* [Instruction]
Using the data below, copy each line that includes the word "this".

* [Dataset entries]
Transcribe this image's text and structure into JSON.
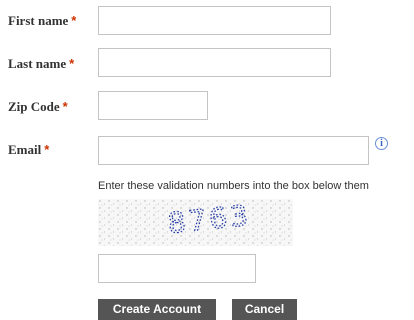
{
  "form": {
    "first_name": {
      "label": "First name",
      "required_mark": "*",
      "value": ""
    },
    "last_name": {
      "label": "Last name",
      "required_mark": "*",
      "value": ""
    },
    "zip_code": {
      "label": "Zip Code",
      "required_mark": "*",
      "value": ""
    },
    "email": {
      "label": "Email",
      "required_mark": "*",
      "value": "",
      "info_glyph": "i"
    },
    "captcha_instructions": "Enter these validation numbers into the box below them",
    "captcha_digits": "8763",
    "captcha_value": ""
  },
  "buttons": {
    "create_label": "Create Account",
    "cancel_label": "Cancel"
  },
  "colors": {
    "required": "#cc3300",
    "button_bg": "#555555",
    "captcha_text": "#2a3fa8"
  }
}
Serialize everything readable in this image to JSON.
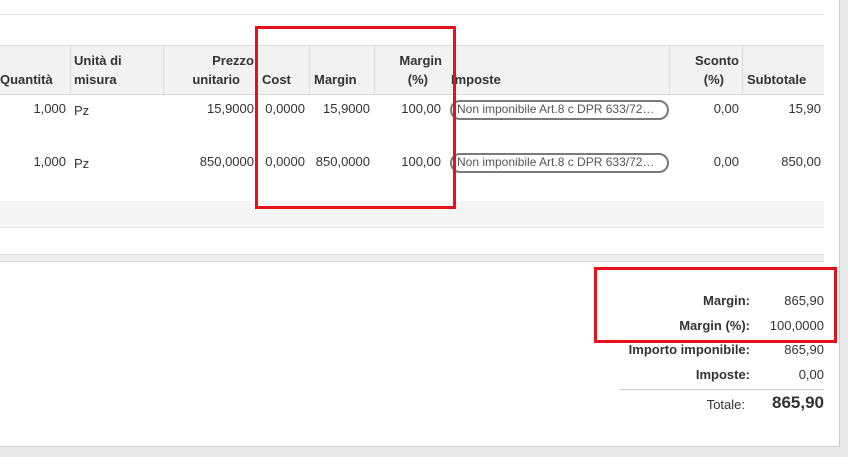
{
  "table": {
    "headers": {
      "quantity": "Quantità",
      "uom_line1": "Unità di",
      "uom_line2": "misura",
      "price_line1": "Prezzo",
      "price_line2": "unitario",
      "cost": "Cost",
      "margin": "Margin",
      "margin_pct_line1": "Margin",
      "margin_pct_line2": "(%)",
      "taxes": "Imposte",
      "discount_line1": "Sconto",
      "discount_line2": "(%)",
      "subtotal": "Subtotale"
    },
    "rows": [
      {
        "quantity": "1,000",
        "uom": "Pz",
        "price": "15,9000",
        "cost": "0,0000",
        "margin": "15,9000",
        "margin_pct": "100,00",
        "taxes": "Non imponibile Art.8 c DPR 633/72…",
        "discount": "0,00",
        "subtotal": "15,90"
      },
      {
        "quantity": "1,000",
        "uom": "Pz",
        "price": "850,0000",
        "cost": "0,0000",
        "margin": "850,0000",
        "margin_pct": "100,00",
        "taxes": "Non imponibile Art.8 c DPR 633/72…",
        "discount": "0,00",
        "subtotal": "850,00"
      }
    ]
  },
  "totals": {
    "margin_label": "Margin:",
    "margin_value": "865,90",
    "margin_pct_label": "Margin (%):",
    "margin_pct_value": "100,0000",
    "untaxed_label": "Importo imponibile:",
    "untaxed_value": "865,90",
    "taxes_label": "Imposte:",
    "taxes_value": "0,00",
    "total_label": "Totale:",
    "total_value": "865,90"
  },
  "colors": {
    "highlight": "#e8101b"
  }
}
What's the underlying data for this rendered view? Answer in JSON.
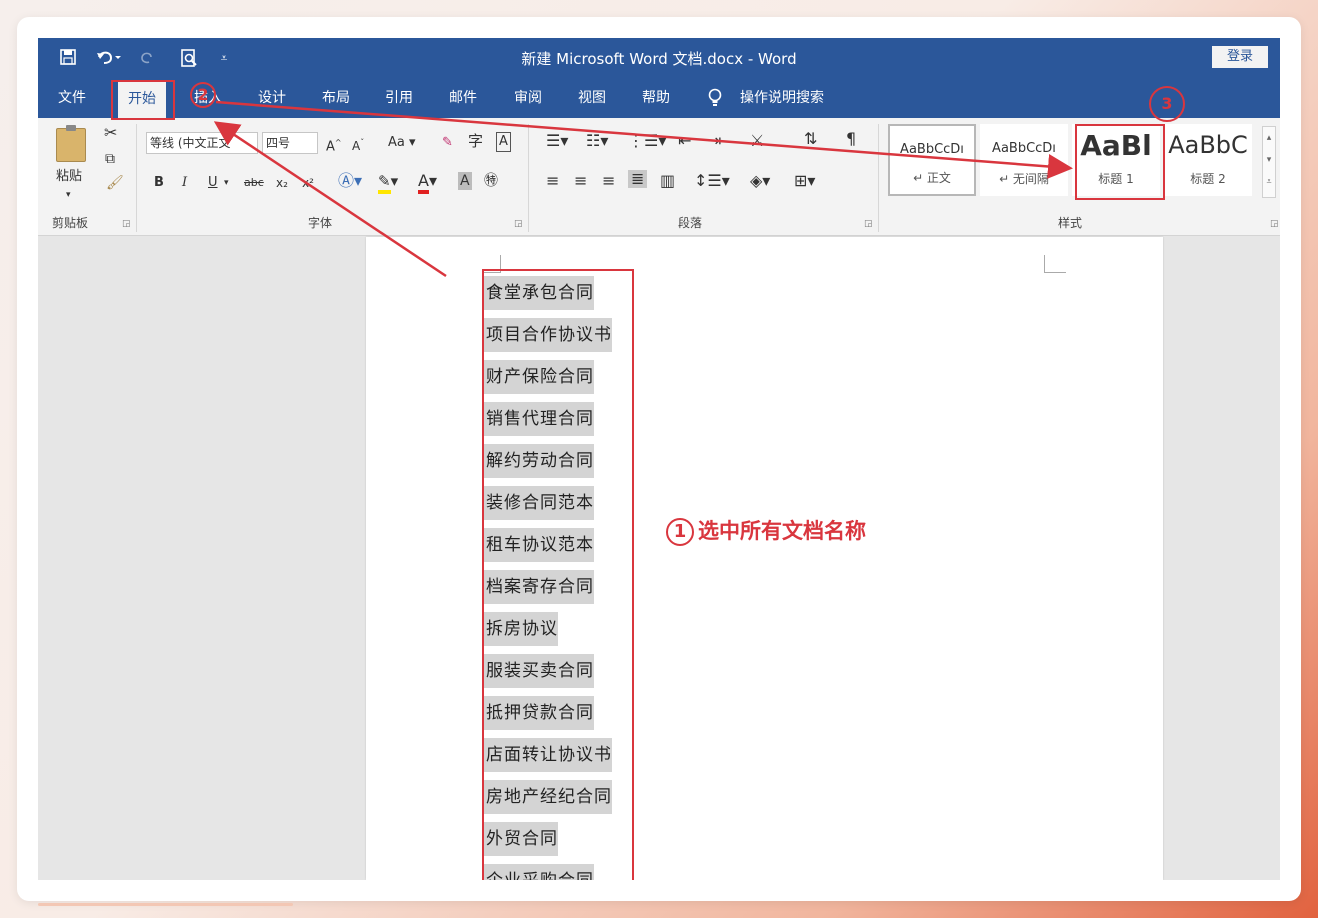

* [Expected answer]
Transcribe this image's text and structure into JSON.
Serialize everything readable in this image to JSON.
What's the underlying data for this rendered view? Answer in JSON.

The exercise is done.